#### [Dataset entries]
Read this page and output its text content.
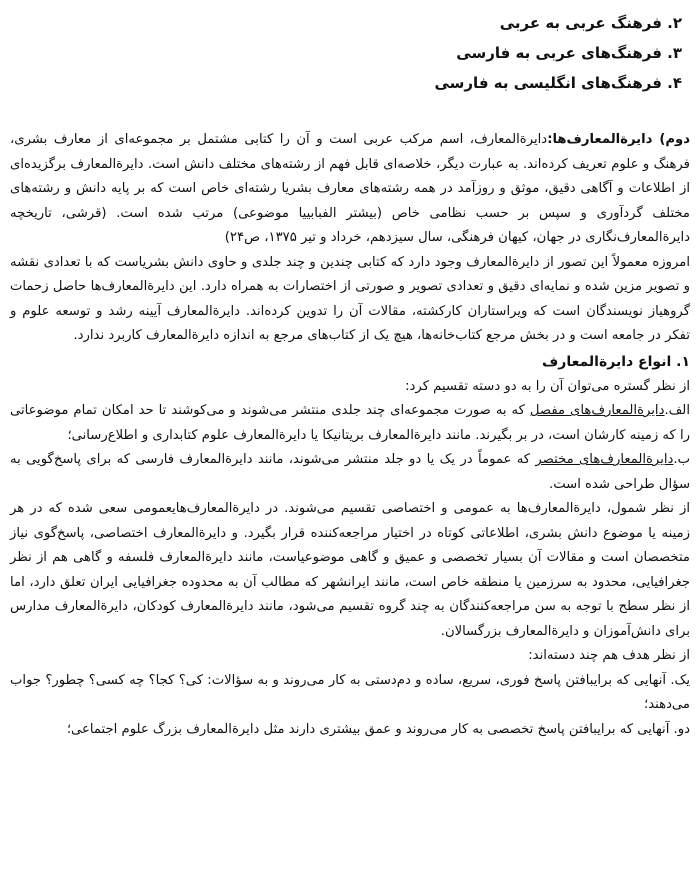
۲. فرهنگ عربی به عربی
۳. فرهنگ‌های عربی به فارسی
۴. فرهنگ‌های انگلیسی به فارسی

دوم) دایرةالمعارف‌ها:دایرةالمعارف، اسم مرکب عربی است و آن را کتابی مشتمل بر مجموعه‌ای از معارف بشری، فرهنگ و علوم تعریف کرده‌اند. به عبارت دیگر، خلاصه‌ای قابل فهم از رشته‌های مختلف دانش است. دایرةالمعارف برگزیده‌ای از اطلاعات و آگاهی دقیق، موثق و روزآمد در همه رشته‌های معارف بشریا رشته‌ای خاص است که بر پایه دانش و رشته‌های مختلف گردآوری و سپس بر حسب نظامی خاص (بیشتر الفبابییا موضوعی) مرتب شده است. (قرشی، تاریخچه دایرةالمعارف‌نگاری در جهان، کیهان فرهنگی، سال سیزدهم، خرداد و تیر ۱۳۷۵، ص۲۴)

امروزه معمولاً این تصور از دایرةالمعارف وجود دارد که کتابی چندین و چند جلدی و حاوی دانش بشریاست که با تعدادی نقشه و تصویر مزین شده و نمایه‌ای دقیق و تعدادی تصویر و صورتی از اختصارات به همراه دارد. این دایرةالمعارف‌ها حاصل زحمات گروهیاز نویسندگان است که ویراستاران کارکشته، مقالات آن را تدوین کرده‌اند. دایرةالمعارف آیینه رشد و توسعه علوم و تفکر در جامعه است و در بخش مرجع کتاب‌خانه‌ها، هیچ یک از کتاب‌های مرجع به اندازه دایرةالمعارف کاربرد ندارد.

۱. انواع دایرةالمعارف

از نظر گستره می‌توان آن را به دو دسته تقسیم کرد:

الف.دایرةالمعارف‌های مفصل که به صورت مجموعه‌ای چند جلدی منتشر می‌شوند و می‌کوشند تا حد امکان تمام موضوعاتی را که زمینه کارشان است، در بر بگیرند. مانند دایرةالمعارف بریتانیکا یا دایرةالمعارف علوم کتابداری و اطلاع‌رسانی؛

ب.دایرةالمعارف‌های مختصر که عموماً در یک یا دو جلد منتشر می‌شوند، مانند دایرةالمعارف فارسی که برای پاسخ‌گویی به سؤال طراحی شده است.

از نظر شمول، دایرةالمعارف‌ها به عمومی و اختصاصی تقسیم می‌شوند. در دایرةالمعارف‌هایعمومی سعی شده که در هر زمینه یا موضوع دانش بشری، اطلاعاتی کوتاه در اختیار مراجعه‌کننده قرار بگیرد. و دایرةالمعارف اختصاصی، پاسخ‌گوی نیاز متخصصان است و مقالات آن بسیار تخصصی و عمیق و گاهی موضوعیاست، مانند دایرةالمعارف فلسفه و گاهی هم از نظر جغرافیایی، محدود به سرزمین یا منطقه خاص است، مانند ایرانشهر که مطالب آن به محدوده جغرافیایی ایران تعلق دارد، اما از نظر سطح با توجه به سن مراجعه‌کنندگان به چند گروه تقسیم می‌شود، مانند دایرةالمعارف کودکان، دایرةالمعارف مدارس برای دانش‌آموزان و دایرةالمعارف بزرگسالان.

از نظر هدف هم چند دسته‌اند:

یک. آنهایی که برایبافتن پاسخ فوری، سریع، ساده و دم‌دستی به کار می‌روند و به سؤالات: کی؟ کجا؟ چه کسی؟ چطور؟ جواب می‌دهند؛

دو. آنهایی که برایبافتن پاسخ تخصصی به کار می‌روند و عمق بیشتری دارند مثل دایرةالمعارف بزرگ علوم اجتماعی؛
---
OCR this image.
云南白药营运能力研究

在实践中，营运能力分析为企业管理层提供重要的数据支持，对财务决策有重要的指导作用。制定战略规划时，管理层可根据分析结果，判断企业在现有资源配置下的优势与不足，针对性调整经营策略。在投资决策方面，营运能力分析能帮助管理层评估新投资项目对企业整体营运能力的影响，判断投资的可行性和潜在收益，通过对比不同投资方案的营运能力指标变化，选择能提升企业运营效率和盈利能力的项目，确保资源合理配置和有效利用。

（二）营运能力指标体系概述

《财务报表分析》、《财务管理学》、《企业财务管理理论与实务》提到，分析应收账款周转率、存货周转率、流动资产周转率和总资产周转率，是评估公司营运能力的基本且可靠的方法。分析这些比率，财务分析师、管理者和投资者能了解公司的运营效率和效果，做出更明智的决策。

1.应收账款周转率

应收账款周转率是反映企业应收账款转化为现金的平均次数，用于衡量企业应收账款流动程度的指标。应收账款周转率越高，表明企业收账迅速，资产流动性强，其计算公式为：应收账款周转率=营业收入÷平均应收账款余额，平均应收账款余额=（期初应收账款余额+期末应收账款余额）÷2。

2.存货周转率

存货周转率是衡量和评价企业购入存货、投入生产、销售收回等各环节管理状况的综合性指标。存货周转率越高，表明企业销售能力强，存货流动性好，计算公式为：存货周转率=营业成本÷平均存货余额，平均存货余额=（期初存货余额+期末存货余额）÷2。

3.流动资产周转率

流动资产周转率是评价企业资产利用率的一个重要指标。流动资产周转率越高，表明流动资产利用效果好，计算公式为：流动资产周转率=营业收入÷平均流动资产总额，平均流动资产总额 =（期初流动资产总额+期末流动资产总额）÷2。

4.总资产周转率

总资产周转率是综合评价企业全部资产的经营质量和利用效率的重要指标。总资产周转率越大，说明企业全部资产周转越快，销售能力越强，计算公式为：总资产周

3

#### [Brief]
State how many lines of the listing hold the string "营业收入"; reply with the number and nothing else.

#### [Complete answer]
2